Reproduce each line that includes the word "Submission".

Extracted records
####################

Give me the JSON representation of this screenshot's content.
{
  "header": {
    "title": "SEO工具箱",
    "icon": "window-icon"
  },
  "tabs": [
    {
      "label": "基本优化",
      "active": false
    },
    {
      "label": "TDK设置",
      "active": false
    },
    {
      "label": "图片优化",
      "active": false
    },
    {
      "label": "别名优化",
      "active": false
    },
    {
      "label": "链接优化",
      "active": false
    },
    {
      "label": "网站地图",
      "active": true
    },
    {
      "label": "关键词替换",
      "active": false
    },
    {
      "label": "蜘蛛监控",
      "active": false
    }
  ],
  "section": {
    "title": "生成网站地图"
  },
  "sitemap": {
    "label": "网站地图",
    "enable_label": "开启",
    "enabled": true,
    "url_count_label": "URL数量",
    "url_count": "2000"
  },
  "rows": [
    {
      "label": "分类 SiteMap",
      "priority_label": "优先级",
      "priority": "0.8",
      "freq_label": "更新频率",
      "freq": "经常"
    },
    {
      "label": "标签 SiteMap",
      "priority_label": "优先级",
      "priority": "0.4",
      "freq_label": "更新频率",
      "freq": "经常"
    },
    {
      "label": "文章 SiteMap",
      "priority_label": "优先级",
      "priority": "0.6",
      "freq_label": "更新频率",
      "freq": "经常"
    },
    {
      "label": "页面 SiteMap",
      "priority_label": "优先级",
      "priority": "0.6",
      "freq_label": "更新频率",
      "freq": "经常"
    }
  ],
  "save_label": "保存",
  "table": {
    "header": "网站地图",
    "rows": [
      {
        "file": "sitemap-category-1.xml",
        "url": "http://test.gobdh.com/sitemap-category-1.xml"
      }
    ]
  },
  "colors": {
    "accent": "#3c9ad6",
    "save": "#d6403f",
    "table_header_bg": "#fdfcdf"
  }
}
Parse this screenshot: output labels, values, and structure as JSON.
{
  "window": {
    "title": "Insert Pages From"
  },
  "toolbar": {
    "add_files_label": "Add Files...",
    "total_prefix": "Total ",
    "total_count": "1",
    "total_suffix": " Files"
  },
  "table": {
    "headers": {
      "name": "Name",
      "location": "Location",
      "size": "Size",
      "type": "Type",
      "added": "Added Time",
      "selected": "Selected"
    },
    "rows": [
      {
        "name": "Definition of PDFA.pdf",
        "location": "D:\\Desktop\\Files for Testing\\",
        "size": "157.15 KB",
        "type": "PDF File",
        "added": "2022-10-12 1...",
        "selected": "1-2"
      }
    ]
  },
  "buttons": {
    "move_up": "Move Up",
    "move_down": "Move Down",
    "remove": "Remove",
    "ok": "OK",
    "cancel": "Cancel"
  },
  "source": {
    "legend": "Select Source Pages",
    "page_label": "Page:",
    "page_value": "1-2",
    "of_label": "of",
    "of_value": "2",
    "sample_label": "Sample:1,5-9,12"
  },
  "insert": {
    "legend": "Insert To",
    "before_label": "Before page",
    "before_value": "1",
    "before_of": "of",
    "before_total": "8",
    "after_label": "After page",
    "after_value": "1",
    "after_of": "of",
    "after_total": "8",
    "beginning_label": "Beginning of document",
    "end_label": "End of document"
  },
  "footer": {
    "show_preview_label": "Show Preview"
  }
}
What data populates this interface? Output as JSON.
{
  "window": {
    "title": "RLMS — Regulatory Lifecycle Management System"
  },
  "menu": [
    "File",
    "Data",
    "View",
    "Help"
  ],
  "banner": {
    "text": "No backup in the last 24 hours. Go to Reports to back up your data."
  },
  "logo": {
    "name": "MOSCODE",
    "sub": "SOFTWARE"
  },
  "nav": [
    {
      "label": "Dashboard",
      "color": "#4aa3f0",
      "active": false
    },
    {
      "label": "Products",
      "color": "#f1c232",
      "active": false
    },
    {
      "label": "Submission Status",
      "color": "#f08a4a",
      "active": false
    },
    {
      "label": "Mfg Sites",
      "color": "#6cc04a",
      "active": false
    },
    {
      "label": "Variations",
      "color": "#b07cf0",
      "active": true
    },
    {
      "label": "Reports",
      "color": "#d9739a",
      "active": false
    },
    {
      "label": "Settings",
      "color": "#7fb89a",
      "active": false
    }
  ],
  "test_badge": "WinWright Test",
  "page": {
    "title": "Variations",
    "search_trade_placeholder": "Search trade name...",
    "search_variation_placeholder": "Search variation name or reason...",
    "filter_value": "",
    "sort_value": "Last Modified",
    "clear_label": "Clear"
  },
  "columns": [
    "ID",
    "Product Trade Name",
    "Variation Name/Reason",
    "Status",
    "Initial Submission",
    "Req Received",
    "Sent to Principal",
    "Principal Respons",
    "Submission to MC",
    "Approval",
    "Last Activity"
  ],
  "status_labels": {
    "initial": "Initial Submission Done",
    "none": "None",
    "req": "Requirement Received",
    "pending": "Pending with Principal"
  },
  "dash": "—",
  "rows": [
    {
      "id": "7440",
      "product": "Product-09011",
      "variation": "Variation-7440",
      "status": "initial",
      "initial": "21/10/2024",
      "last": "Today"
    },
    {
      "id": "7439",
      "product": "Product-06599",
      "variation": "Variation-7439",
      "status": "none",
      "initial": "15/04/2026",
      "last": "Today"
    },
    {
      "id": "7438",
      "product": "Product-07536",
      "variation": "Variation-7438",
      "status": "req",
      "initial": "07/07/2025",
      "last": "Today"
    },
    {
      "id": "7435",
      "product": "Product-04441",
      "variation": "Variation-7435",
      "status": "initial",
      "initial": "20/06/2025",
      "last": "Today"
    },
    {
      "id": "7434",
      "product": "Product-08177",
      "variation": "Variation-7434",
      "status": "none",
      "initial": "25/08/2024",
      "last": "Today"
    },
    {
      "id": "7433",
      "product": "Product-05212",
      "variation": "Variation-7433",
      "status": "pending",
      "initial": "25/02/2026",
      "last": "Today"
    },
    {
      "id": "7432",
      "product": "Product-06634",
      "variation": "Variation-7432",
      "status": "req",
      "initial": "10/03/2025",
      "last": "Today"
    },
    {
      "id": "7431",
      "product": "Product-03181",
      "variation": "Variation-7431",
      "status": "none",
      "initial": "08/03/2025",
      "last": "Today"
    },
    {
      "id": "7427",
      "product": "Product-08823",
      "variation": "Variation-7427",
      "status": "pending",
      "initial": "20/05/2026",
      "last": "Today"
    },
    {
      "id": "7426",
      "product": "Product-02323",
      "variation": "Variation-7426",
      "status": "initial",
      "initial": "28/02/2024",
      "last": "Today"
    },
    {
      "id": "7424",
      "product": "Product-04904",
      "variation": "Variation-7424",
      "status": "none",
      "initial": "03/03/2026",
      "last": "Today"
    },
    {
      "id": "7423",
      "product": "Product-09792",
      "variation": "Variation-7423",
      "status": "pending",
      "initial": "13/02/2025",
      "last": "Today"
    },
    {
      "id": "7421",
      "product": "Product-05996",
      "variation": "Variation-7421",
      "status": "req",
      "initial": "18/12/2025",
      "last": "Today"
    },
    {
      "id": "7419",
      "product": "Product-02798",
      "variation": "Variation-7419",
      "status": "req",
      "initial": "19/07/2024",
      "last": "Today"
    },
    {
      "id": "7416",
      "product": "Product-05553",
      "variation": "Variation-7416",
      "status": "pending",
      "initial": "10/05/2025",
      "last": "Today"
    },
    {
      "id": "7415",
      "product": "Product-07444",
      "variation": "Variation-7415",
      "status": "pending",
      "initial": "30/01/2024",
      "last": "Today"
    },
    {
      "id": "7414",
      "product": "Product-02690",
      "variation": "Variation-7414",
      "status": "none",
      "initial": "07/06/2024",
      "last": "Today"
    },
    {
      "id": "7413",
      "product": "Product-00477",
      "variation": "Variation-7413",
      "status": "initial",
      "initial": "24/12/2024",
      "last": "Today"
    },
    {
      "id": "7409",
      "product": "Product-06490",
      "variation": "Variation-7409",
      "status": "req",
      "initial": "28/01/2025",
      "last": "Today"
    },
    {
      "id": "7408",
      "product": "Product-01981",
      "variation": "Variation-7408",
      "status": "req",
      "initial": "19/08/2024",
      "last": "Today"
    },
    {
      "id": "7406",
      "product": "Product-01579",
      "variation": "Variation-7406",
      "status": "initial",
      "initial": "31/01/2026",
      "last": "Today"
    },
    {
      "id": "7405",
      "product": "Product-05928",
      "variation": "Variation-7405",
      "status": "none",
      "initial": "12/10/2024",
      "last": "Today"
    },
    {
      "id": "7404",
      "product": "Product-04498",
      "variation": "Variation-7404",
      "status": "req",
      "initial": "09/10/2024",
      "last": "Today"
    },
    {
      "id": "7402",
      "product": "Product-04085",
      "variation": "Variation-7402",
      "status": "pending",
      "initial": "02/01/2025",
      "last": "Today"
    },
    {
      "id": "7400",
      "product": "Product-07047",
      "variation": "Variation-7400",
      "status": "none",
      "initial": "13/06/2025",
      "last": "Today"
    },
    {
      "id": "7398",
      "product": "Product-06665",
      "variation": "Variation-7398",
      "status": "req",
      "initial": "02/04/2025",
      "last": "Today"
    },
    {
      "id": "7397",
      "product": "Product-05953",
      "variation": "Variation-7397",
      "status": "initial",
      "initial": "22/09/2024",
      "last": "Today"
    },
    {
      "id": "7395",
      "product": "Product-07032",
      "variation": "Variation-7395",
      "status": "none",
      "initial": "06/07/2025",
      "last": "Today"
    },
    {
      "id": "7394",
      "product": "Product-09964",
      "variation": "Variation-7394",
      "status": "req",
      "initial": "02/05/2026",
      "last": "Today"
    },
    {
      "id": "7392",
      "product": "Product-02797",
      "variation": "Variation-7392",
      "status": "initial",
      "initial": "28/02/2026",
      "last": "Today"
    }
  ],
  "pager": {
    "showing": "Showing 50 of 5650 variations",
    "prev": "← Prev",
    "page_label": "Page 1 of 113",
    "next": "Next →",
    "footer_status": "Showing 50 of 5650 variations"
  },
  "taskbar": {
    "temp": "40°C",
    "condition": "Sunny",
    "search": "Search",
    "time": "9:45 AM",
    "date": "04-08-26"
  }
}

####################

Full answer
      "label": "Submission Status",
    "Initial Submission",
    "Submission to MC",
    "initial": "Initial Submission Done",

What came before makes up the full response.